BEGIN RECORDS PROVIDED

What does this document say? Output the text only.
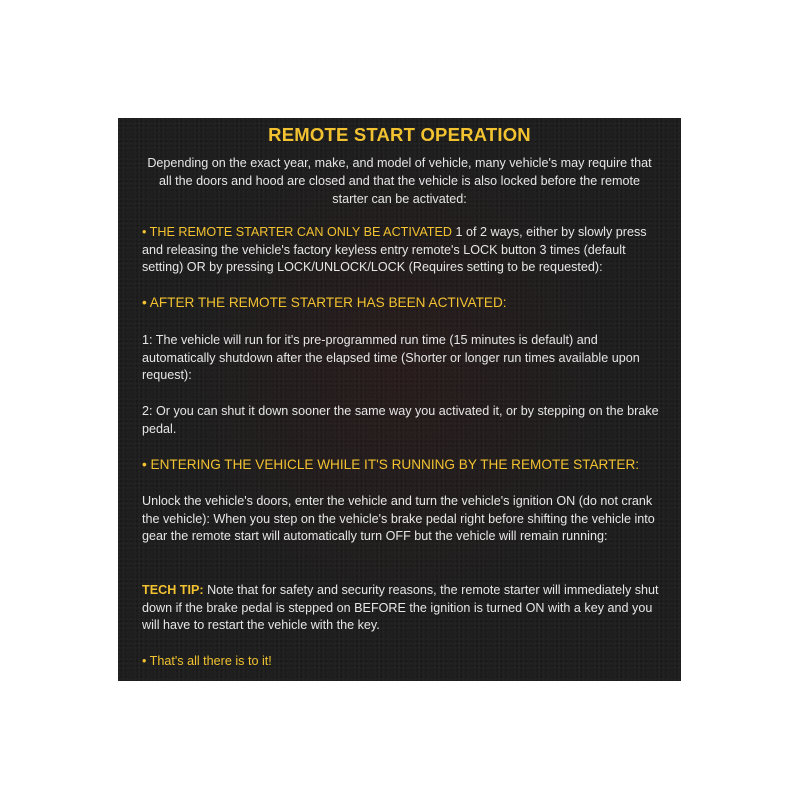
REMOTE START OPERATION
Depending on the exact year, make, and model of vehicle, many vehicle's may require that all the doors and hood are closed and that the vehicle is also locked before the remote starter can be activated:
• THE REMOTE STARTER CAN ONLY BE ACTIVATED 1 of 2 ways, either by slowly press and releasing the vehicle's factory keyless entry remote's LOCK button 3 times (default setting) OR by pressing LOCK/UNLOCK/LOCK (Requires setting to be requested):
• AFTER THE REMOTE STARTER HAS BEEN ACTIVATED:
1: The vehicle will run for it's pre-programmed run time (15 minutes is default) and automatically shutdown after the elapsed time (Shorter or longer run times available upon request):
2: Or you can shut it down sooner the same way you activated it, or by stepping on the brake pedal.
• ENTERING THE VEHICLE WHILE IT'S RUNNING BY THE REMOTE STARTER:
Unlock the vehicle's doors, enter the vehicle and turn the vehicle's ignition ON (do not crank the vehicle): When you step on the vehicle's brake pedal right before shifting the vehicle into gear the remote start will automatically turn OFF but the vehicle will remain running:
TECH TIP: Note that for safety and security reasons, the remote starter will immediately shut down if the brake pedal is stepped on BEFORE the ignition is turned ON with a key and you will have to restart the vehicle with the key.
• That's all there is to it!
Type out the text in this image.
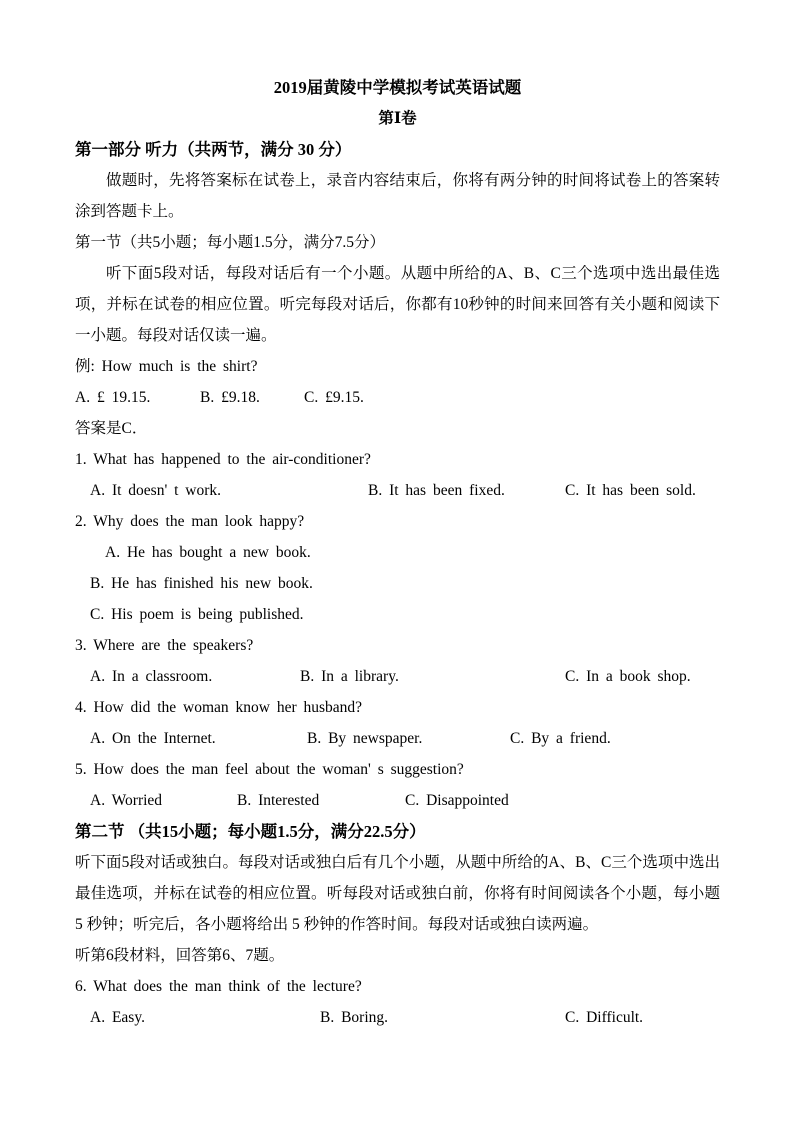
2019届黄陵中学模拟考试英语试题
第Ⅰ卷
第一部分 听力（共两节，满分 30 分）
做题时，先将答案标在试卷上，录音内容结束后，你将有两分钟的时间将试卷上的答案转涂到答题卡上。
第一节（共5小题；每小题1.5分，满分7.5分）
听下面5段对话，每段对话后有一个小题。从题中所给的A、B、C三个选项中选出最佳选项，并标在试卷的相应位置。听完每段对话后，你都有10秒钟的时间来回答有关小题和阅读下一小题。每段对话仅读一遍。
例: How much is the shirt?
A. £ 19.15.	B. £9.18.	C. £9.15.
答案是C．
1. What has happened to the air-conditioner?
A. It doesn' t work.	B. It has been fixed.	C. It has been sold.
2. Why does the man look happy?
A. He has bought a new book.
B. He has finished his new book.
C. His poem is being published.
3. Where are the speakers?
A. In a classroom.	B. In a library.	C. In a book shop.
4. How did the woman know her husband?
A. On the Internet.	B. By newspaper.	C. By a friend.
5. How does the man feel about the woman' s suggestion?
A. Worried	B. Interested	C. Disappointed
第二节 （共15小题；每小题1.5分，满分22.5分）
听下面5段对话或独白。每段对话或独白后有几个小题，从题中所给的A、B、C三个选项中选出最佳选项，并标在试卷的相应位置。听每段对话或独白前，你将有时间阅读各个小题，每小题 5 秒钟；听完后，各小题将给出 5 秒钟的作答时间。每段对话或独白读两遍。
听第6段材料，回答第6、7题。
6. What does the man think of the lecture?
A. Easy.	B. Boring.	C. Difficult.
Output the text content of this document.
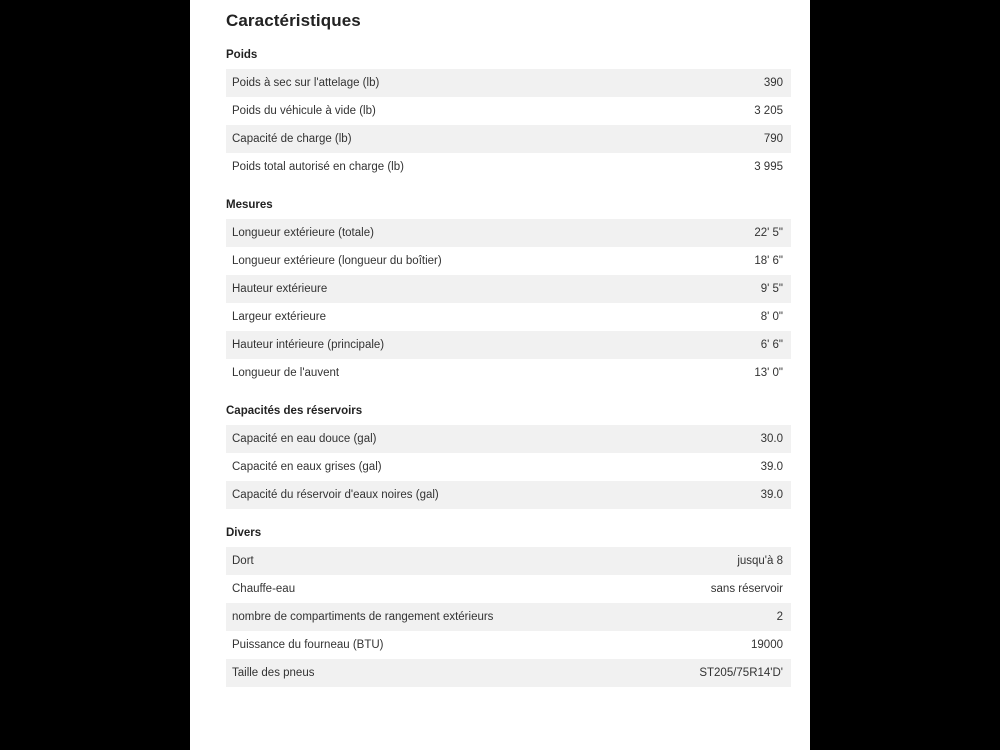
Caractéristiques
Poids
Poids à sec sur l'attelage (lb)	390
Poids du véhicule à vide (lb)	3 205
Capacité de charge (lb)	790
Poids total autorisé en charge (lb)	3 995
Mesures
Longueur extérieure (totale)	22' 5"
Longueur extérieure (longueur du boîtier)	18' 6"
Hauteur extérieure	9' 5"
Largeur extérieure	8' 0"
Hauteur intérieure (principale)	6' 6"
Longueur de l'auvent	13' 0"
Capacités des réservoirs
Capacité en eau douce (gal)	30.0
Capacité en eaux grises (gal)	39.0
Capacité du réservoir d'eaux noires (gal)	39.0
Divers
Dort	jusqu'à 8
Chauffe-eau	sans réservoir
nombre de compartiments de rangement extérieurs	2
Puissance du fourneau (BTU)	19000
Taille des pneus	ST205/75R14'D'
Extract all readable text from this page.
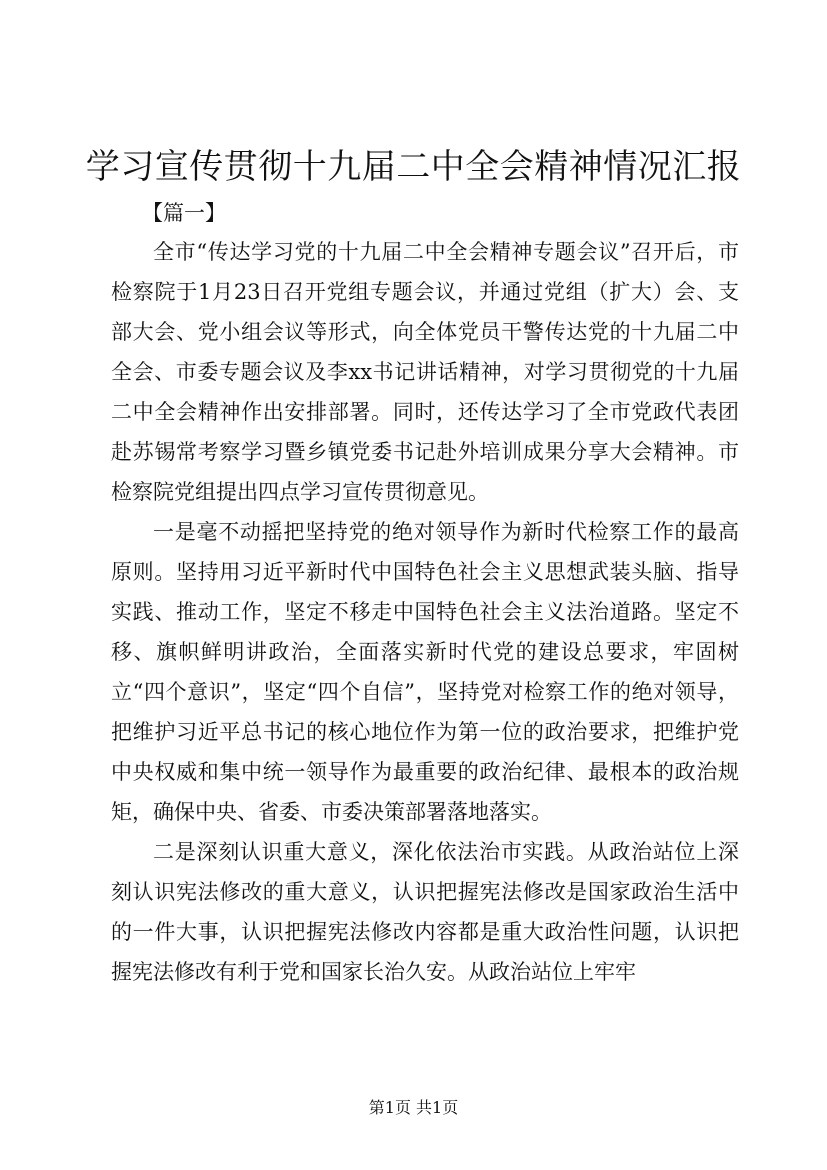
学习宣传贯彻十九届二中全会精神情况汇报
【篇一】

全市“传达学习党的十九届二中全会精神专题会议”召开后，市检察院于1月23日召开党组专题会议，并通过党组（扩大）会、支部大会、党小组会议等形式，向全体党员干警传达党的十九届二中全会、市委专题会议及李xx书记讲话精神，对学习贯彻党的十九届二中全会精神作出安排部署。同时，还传达学习了全市党政代表团赴苏锡常考察学习暨乡镇党委书记赴外培训成果分享大会精神。市检察院党组提出四点学习宣传贯彻意见。

一是毫不动摇把坚持党的绝对领导作为新时代检察工作的最高原则。坚持用习近平新时代中国特色社会主义思想武装头脑、指导实践、推动工作，坚定不移走中国特色社会主义法治道路。坚定不移、旗帜鲜明讲政治，全面落实新时代党的建设总要求，牢固树立“四个意识”，坚定“四个自信”，坚持党对检察工作的绝对领导，把维护习近平总书记的核心地位作为第一位的政治要求，把维护党中央权威和集中统一领导作为最重要的政治纪律、最根本的政治规矩，确保中央、省委、市委决策部署落地落实。

二是深刻认识重大意义，深化依法治市实践。从政治站位上深刻认识宪法修改的重大意义，认识把握宪法修改是国家政治生活中的一件大事，认识把握宪法修改内容都是重大政治性问题，认识把握宪法修改有利于党和国家长治久安。从政治站位上牢牢

第1页 共1页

END RECORDS PROVIDED

WRITTEN INSTRUCTION | Output the full set of records above without changing a word, and drop the images.

RESULT OF THIS TASK |
What does this document say? Output the text only.
REMOTE START OPERATION
Depending on the exact year, make, and model of vehicle, many vehicle's may require that all the doors and hood are closed and that the vehicle is also locked before the remote starter can be activated:
• THE REMOTE STARTER CAN ONLY BE ACTIVATED 1 of 2 ways, either by slowly press and releasing the vehicle's factory keyless entry remote's LOCK button 3 times (default setting) OR by pressing LOCK/UNLOCK/LOCK (Requires setting to be requested):
• AFTER THE REMOTE STARTER HAS BEEN ACTIVATED:
1: The vehicle will run for it's pre-programmed run time (15 minutes is default) and automatically shutdown after the elapsed time (Shorter or longer run times available upon request):
2: Or you can shut it down sooner the same way you activated it, or by stepping on the brake pedal.
• ENTERING THE VEHICLE WHILE IT'S RUNNING BY THE REMOTE STARTER:
Unlock the vehicle's doors, enter the vehicle and turn the vehicle's ignition ON (do not crank the vehicle): When you step on the vehicle's brake pedal right before shifting the vehicle into gear the remote start will automatically turn OFF but the vehicle will remain running:
TECH TIP: Note that for safety and security reasons, the remote starter will immediately shut down if the brake pedal is stepped on BEFORE the ignition is turned ON with a key and you will have to restart the vehicle with the key.
• That's all there is to it!
Type out the text in this image.
2019届黄陵中学模拟考试英语试题
第Ⅰ卷
第一部分 听力（共两节，满分 30 分）
做题时，先将答案标在试卷上，录音内容结束后，你将有两分钟的时间将试卷上的答案转涂到答题卡上。
第一节（共5小题；每小题1.5分，满分7.5分）
听下面5段对话，每段对话后有一个小题。从题中所给的A、B、C三个选项中选出最佳选项，并标在试卷的相应位置。听完每段对话后，你都有10秒钟的时间来回答有关小题和阅读下一小题。每段对话仅读一遍。
例: How much is the shirt?
A. £ 19.15.	B. £9.18.	C. £9.15.
答案是C．
1. What has happened to the air-conditioner?
A. It doesn' t work.	B. It has been fixed.	C. It has been sold.
2. Why does the man look happy?
A. He has bought a new book.
B. He has finished his new book.
C. His poem is being published.
3. Where are the speakers?
A. In a classroom.	B. In a library.	C. In a book shop.
4. How did the woman know her husband?
A. On the Internet.	B. By newspaper.	C. By a friend.
5. How does the man feel about the woman' s suggestion?
A. Worried	B. Interested	C. Disappointed
第二节 （共15小题；每小题1.5分，满分22.5分）
听下面5段对话或独白。每段对话或独白后有几个小题，从题中所给的A、B、C三个选项中选出最佳选项，并标在试卷的相应位置。听每段对话或独白前，你将有时间阅读各个小题，每小题 5 秒钟；听完后，各小题将给出 5 秒钟的作答时间。每段对话或独白读两遍。
听第6段材料，回答第6、7题。
6. What does the man think of the lecture?
A. Easy.	B. Boring.	C. Difficult.
Output the text content of this document.
Caractéristiques
Poids
Poids à sec sur l'attelage (lb)	390
Poids du véhicule à vide (lb)	3 205
Capacité de charge (lb)	790
Poids total autorisé en charge (lb)	3 995
Mesures
Longueur extérieure (totale)	22' 5"
Longueur extérieure (longueur du boîtier)	18' 6"
Hauteur extérieure	9' 5"
Largeur extérieure	8' 0"
Hauteur intérieure (principale)	6' 6"
Longueur de l'auvent	13' 0"
Capacités des réservoirs
Capacité en eau douce (gal)	30.0
Capacité en eaux grises (gal)	39.0
Capacité du réservoir d'eaux noires (gal)	39.0
Divers
Dort	jusqu'à 8
Chauffe-eau	sans réservoir
nombre de compartiments de rangement extérieurs	2
Puissance du fourneau (BTU)	19000
Taille des pneus	ST205/75R14'D'
Extract all readable text from this page.
学习宣传贯彻十九届二中全会精神情况汇报
【篇一】

全市“传达学习党的十九届二中全会精神专题会议”召开后，市检察院于1月23日召开党组专题会议，并通过党组（扩大）会、支部大会、党小组会议等形式，向全体党员干警传达党的十九届二中全会、市委专题会议及李xx书记讲话精神，对学习贯彻党的十九届二中全会精神作出安排部署。同时，还传达学习了全市党政代表团赴苏锡常考察学习暨乡镇党委书记赴外培训成果分享大会精神。市检察院党组提出四点学习宣传贯彻意见。

一是毫不动摇把坚持党的绝对领导作为新时代检察工作的最高原则。坚持用习近平新时代中国特色社会主义思想武装头脑、指导实践、推动工作，坚定不移走中国特色社会主义法治道路。坚定不移、旗帜鲜明讲政治，全面落实新时代党的建设总要求，牢固树立“四个意识”，坚定“四个自信”，坚持党对检察工作的绝对领导，把维护习近平总书记的核心地位作为第一位的政治要求，把维护党中央权威和集中统一领导作为最重要的政治纪律、最根本的政治规矩，确保中央、省委、市委决策部署落地落实。

二是深刻认识重大意义，深化依法治市实践。从政治站位上深刻认识宪法修改的重大意义，认识把握宪法修改是国家政治生活中的一件大事，认识把握宪法修改内容都是重大政治性问题，认识把握宪法修改有利于党和国家长治久安。从政治站位上牢牢

第1页 共1页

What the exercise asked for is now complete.